-- start Data to process --

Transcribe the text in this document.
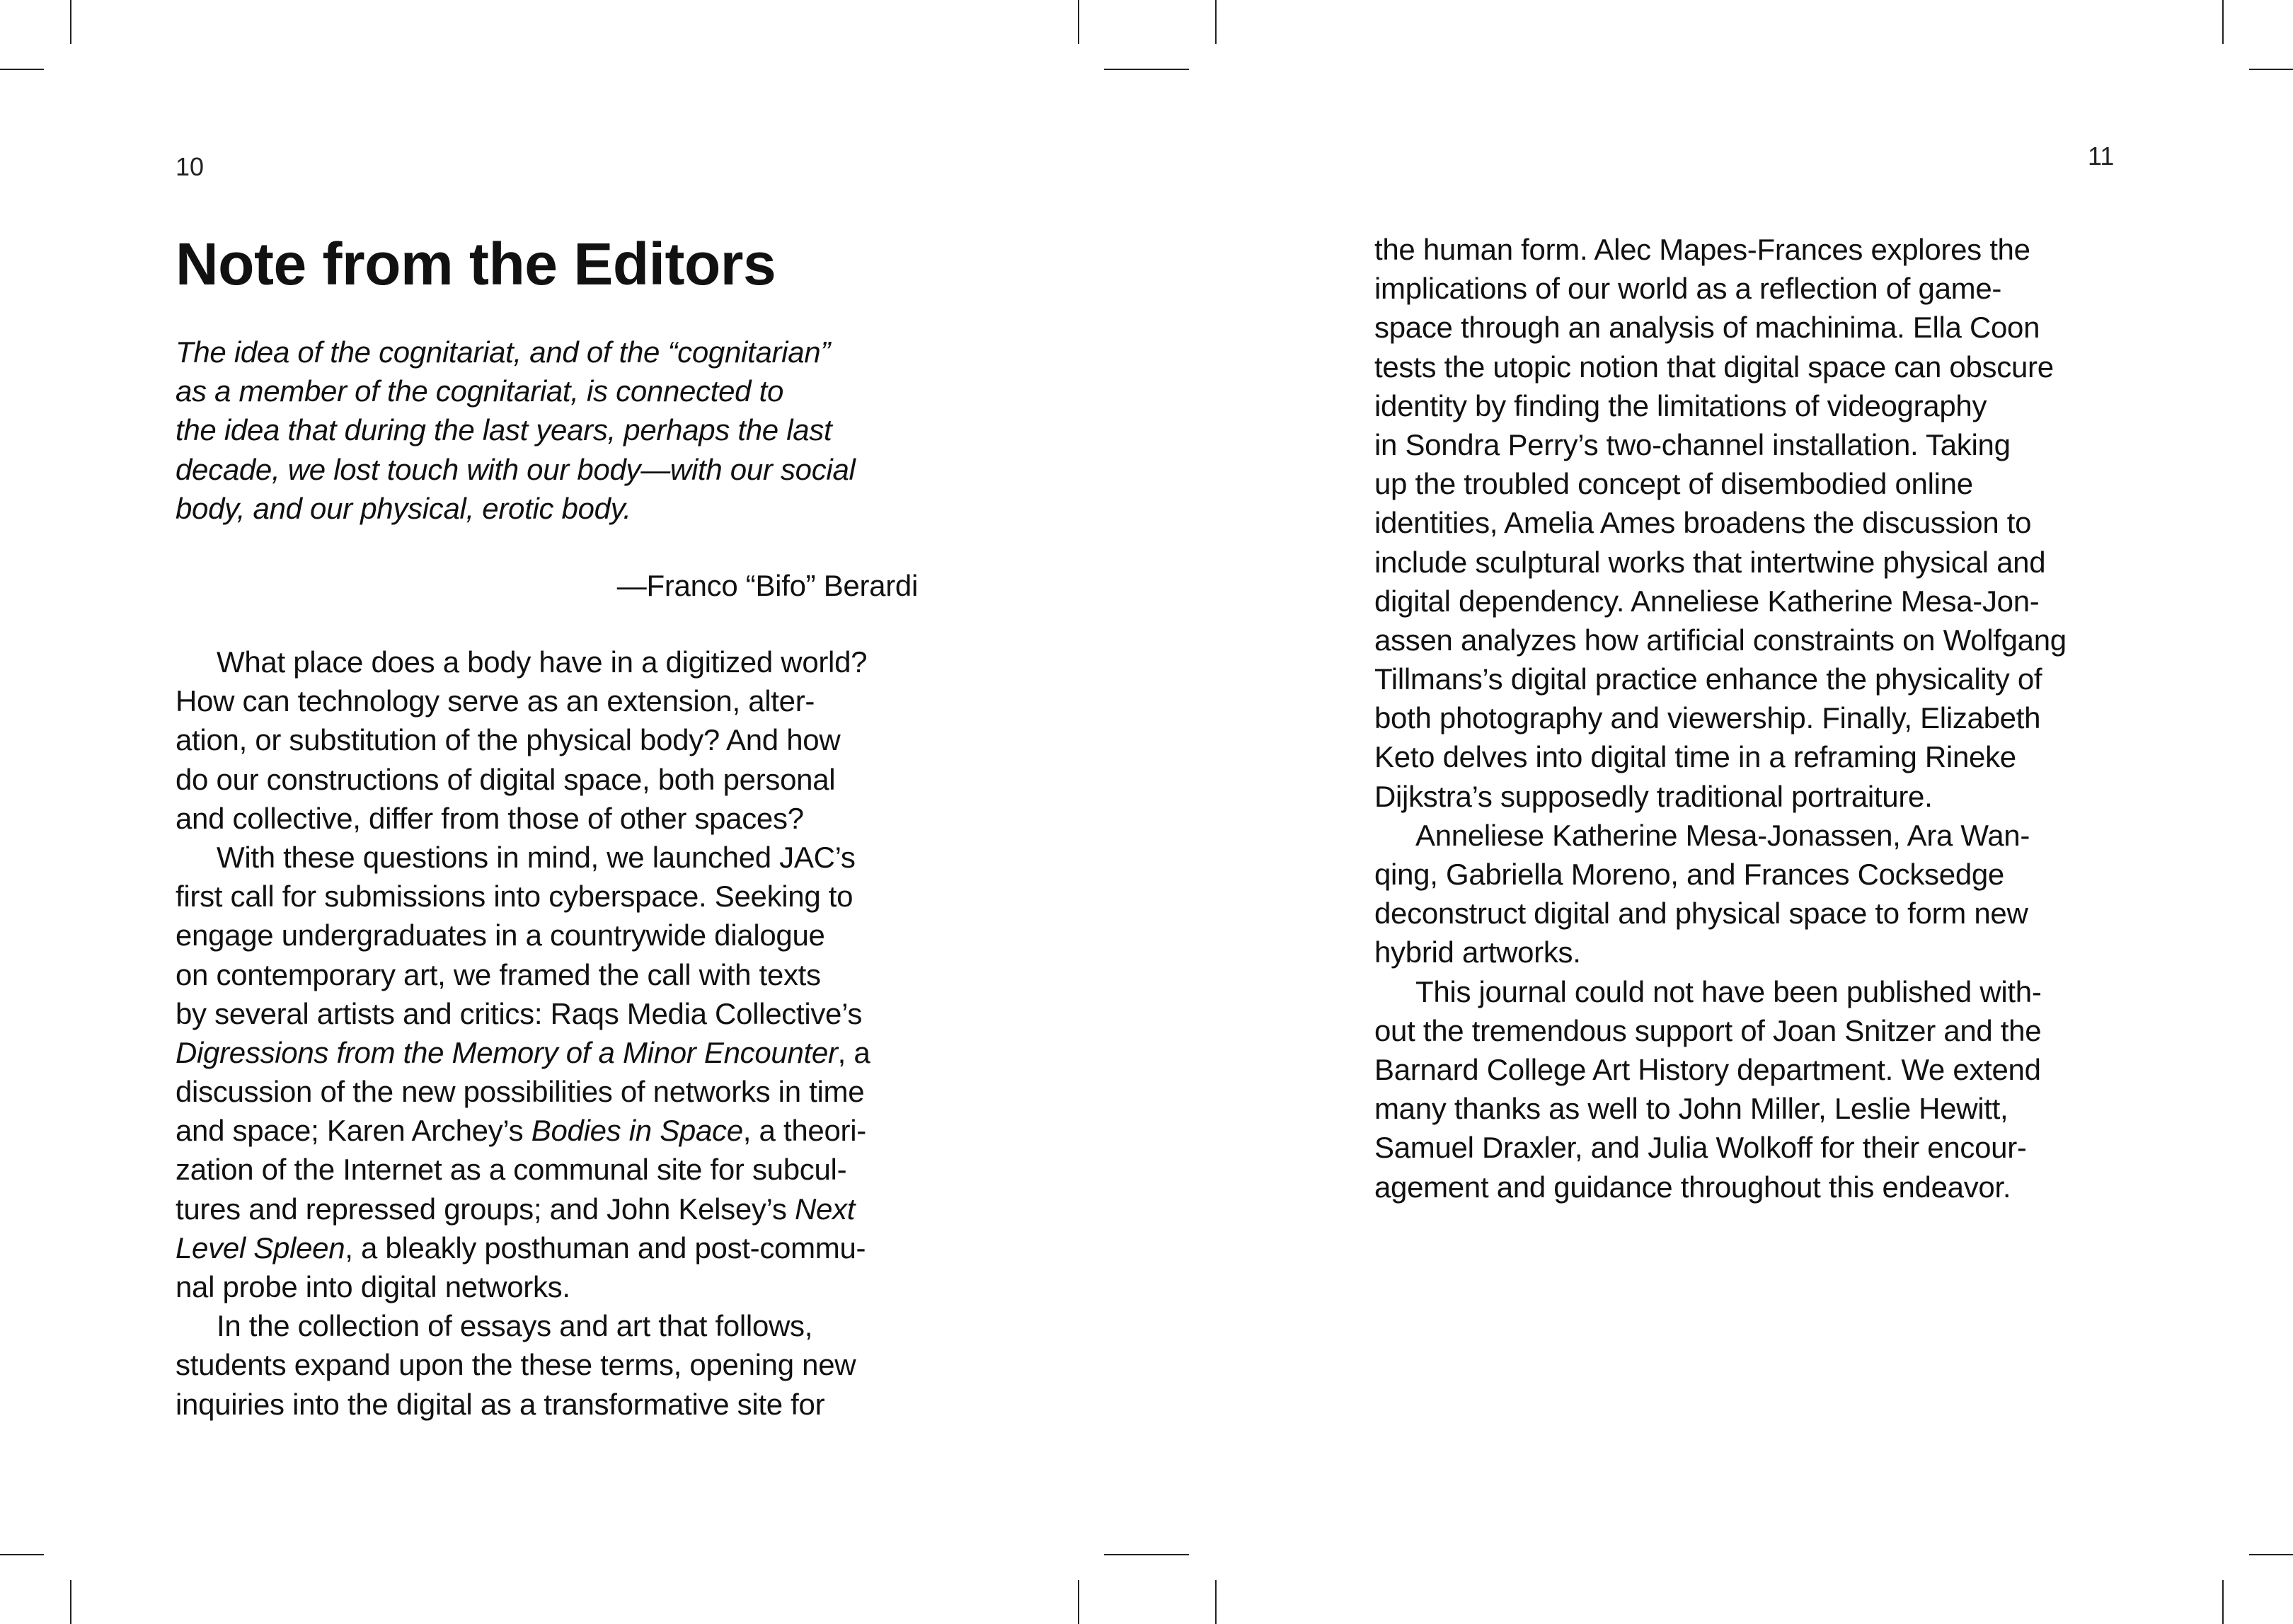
10
Note from the Editors
The idea of the cognitariat, and of the “cognitarian”
as a member of the cognitariat, is connected to
the idea that during the last years, perhaps the last
decade, we lost touch with our body—with our social
body, and our physical, erotic body.
—Franco “Bifo” Berardi
What place does a body have in a digitized world?
How can technology serve as an extension, alter-
ation, or substitution of the physical body? And how
do our constructions of digital space, both personal
and collective, differ from those of other spaces?
With these questions in mind, we launched JAC’s
first call for submissions into cyberspace. Seeking to
engage undergraduates in a countrywide dialogue
on contemporary art, we framed the call with texts
by several artists and critics: Raqs Media Collective’s
Digressions from the Memory of a Minor Encounter, a
discussion of the new possibilities of networks in time
and space; Karen Archey’s Bodies in Space, a theori-
zation of the Internet as a communal site for subcul-
tures and repressed groups; and John Kelsey’s Next
Level Spleen, a bleakly posthuman and post-commu-
nal probe into digital networks.
In the collection of essays and art that follows,
students expand upon the these terms, opening new
inquiries into the digital as a transformative site for
11
the human form. Alec Mapes-Frances explores the
implications of our world as a reflection of game-
space through an analysis of machinima. Ella Coon
tests the utopic notion that digital space can obscure
identity by finding the limitations of videography
in Sondra Perry’s two-channel installation. Taking
up the troubled concept of disembodied online
identities, Amelia Ames broadens the discussion to
include sculptural works that intertwine physical and
digital dependency. Anneliese Katherine Mesa-Jon-
assen analyzes how artificial constraints on Wolfgang
Tillmans’s digital practice enhance the physicality of
both photography and viewership. Finally, Elizabeth
Keto delves into digital time in a reframing Rineke
Dijkstra’s supposedly traditional portraiture.
Anneliese Katherine Mesa-Jonassen, Ara Wan-
qing, Gabriella Moreno, and Frances Cocksedge
deconstruct digital and physical space to form new
hybrid artworks.
This journal could not have been published with-
out the tremendous support of Joan Snitzer and the
Barnard College Art History department. We extend
many thanks as well to John Miller, Leslie Hewitt,
Samuel Draxler, and Julia Wolkoff for their encour-
agement and guidance throughout this endeavor.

-- end Data to process --

• [Task details]: Go through the listing above and write it out again exactly, dropping the pictures.

• [Solved exercise]:
Transcribe the text in this document.
10
Note from the Editors
The idea of the cognitariat, and of the “cognitarian”
as a member of the cognitariat, is connected to
the idea that during the last years, perhaps the last
decade, we lost touch with our body—with our social
body, and our physical, erotic body.
—Franco “Bifo” Berardi
What place does a body have in a digitized world?
How can technology serve as an extension, alter-
ation, or substitution of the physical body? And how
do our constructions of digital space, both personal
and collective, differ from those of other spaces?
With these questions in mind, we launched JAC’s
first call for submissions into cyberspace. Seeking to
engage undergraduates in a countrywide dialogue
on contemporary art, we framed the call with texts
by several artists and critics: Raqs Media Collective’s
Digressions from the Memory of a Minor Encounter, a
discussion of the new possibilities of networks in time
and space; Karen Archey’s Bodies in Space, a theori-
zation of the Internet as a communal site for subcul-
tures and repressed groups; and John Kelsey’s Next
Level Spleen, a bleakly posthuman and post-commu-
nal probe into digital networks.
In the collection of essays and art that follows,
students expand upon the these terms, opening new
inquiries into the digital as a transformative site for
11
the human form. Alec Mapes-Frances explores the
implications of our world as a reflection of game-
space through an analysis of machinima. Ella Coon
tests the utopic notion that digital space can obscure
identity by finding the limitations of videography
in Sondra Perry’s two-channel installation. Taking
up the troubled concept of disembodied online
identities, Amelia Ames broadens the discussion to
include sculptural works that intertwine physical and
digital dependency. Anneliese Katherine Mesa-Jon-
assen analyzes how artificial constraints on Wolfgang
Tillmans’s digital practice enhance the physicality of
both photography and viewership. Finally, Elizabeth
Keto delves into digital time in a reframing Rineke
Dijkstra’s supposedly traditional portraiture.
Anneliese Katherine Mesa-Jonassen, Ara Wan-
qing, Gabriella Moreno, and Frances Cocksedge
deconstruct digital and physical space to form new
hybrid artworks.
This journal could not have been published with-
out the tremendous support of Joan Snitzer and the
Barnard College Art History department. We extend
many thanks as well to John Miller, Leslie Hewitt,
Samuel Draxler, and Julia Wolkoff for their encour-
agement and guidance throughout this endeavor.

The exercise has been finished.